> Records shown:

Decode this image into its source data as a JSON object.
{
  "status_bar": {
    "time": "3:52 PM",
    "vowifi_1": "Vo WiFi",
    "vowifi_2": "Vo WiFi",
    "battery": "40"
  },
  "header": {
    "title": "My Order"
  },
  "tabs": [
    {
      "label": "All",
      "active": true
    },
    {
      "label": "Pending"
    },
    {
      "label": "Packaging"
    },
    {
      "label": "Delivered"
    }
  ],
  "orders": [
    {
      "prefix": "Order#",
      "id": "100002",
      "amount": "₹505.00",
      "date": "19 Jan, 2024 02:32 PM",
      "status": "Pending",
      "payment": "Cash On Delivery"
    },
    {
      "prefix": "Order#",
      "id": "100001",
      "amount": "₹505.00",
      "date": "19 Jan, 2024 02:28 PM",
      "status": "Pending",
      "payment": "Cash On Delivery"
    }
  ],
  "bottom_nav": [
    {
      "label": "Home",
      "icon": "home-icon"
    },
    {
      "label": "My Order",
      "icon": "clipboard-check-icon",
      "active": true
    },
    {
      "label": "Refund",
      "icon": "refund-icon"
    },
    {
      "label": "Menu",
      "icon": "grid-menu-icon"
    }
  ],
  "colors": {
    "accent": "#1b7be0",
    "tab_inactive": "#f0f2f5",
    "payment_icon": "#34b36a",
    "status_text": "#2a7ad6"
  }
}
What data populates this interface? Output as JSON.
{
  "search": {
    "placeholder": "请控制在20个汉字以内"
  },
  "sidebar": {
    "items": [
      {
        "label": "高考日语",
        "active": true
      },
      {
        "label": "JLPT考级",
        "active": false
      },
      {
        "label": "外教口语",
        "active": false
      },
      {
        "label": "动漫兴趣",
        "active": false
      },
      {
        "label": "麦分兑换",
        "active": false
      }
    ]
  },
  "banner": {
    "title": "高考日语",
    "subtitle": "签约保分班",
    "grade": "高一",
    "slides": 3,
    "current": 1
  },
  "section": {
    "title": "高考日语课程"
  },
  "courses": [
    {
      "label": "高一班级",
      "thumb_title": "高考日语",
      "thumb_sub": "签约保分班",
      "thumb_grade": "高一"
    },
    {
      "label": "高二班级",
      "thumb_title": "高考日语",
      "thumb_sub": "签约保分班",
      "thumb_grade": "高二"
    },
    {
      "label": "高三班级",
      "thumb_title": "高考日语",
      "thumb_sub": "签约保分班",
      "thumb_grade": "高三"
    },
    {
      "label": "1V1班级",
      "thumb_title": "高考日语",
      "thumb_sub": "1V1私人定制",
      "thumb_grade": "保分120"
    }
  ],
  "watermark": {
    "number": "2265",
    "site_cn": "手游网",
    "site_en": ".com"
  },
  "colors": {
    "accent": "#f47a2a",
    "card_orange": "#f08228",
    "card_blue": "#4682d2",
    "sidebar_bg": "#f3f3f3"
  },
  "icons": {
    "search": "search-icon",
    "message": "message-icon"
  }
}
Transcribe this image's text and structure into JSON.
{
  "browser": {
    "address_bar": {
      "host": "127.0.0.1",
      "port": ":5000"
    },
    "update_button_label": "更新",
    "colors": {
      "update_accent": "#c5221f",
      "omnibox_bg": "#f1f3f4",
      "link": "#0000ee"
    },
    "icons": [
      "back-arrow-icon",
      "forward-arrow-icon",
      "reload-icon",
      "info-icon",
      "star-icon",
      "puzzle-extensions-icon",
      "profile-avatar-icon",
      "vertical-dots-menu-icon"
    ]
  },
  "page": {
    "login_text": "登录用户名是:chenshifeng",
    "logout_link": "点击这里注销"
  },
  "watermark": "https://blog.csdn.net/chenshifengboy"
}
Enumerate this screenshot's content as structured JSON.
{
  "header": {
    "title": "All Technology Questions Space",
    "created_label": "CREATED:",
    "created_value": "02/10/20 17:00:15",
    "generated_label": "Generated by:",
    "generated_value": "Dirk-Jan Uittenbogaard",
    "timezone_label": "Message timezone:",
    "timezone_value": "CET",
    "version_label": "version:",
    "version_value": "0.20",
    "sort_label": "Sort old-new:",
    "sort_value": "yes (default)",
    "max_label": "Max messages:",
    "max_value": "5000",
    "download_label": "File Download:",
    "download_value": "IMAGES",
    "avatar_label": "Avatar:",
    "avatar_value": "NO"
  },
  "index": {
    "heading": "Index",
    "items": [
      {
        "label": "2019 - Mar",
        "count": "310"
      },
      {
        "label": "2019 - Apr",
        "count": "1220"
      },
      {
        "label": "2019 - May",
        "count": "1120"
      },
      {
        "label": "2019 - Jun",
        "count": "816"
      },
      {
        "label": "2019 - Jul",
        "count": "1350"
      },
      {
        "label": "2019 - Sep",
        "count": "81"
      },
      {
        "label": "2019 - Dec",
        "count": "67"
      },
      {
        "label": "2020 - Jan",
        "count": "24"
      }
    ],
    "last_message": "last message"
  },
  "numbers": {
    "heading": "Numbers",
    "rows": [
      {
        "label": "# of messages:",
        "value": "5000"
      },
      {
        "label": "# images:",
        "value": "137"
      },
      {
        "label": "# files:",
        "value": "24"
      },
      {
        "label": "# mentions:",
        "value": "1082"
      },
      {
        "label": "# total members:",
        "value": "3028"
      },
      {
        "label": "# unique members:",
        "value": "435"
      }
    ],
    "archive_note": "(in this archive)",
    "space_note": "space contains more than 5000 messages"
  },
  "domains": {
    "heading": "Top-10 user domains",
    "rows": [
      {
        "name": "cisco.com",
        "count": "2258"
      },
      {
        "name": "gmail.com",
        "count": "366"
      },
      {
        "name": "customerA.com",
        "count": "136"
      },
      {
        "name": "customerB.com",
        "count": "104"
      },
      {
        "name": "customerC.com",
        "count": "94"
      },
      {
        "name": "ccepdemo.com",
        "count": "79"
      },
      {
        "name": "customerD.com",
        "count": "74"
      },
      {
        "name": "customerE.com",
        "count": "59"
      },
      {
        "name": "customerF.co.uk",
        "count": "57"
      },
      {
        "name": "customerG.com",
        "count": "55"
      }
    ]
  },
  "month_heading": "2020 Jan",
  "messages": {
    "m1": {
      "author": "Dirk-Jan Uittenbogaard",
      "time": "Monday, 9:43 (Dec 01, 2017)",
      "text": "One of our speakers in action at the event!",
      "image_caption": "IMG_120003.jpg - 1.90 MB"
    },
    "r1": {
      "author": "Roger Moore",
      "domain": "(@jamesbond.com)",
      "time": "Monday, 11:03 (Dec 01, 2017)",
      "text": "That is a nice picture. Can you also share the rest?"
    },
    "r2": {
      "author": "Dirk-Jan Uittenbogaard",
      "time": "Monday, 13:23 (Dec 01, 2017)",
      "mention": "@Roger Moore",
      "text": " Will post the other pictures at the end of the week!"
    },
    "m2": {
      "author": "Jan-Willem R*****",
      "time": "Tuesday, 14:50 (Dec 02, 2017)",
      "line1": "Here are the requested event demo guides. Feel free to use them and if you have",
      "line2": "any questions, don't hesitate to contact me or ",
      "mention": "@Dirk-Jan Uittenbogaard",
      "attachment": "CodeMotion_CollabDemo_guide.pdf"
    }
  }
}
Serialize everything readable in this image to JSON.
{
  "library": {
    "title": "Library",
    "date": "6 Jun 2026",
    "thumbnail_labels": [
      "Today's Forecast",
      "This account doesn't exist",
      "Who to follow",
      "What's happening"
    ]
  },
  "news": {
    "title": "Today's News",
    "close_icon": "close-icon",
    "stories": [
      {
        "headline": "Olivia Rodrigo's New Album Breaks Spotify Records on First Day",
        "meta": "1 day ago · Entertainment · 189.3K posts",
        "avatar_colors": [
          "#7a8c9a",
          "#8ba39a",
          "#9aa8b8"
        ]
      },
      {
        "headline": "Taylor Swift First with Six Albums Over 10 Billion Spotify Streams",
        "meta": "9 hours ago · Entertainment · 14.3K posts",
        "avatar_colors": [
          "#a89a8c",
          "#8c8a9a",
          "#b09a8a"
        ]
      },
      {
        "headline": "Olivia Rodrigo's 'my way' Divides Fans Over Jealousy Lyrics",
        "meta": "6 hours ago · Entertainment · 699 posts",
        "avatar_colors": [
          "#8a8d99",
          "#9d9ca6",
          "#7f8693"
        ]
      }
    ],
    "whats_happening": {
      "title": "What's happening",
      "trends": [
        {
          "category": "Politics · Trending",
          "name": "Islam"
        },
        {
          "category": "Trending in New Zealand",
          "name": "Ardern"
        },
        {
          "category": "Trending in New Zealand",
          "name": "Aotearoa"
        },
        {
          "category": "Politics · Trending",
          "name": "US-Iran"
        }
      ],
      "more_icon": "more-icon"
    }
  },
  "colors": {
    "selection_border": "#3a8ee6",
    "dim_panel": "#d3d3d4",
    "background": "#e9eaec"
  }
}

> What the task requires: Take every line that includes the string "Rodrigo" and copy it.

> Correct answer:
        "headline": "Olivia Rodrigo's New Album Breaks Spotify Records on First Day",
        "headline": "Olivia Rodrigo's 'my way' Divides Fans Over Jealousy Lyrics",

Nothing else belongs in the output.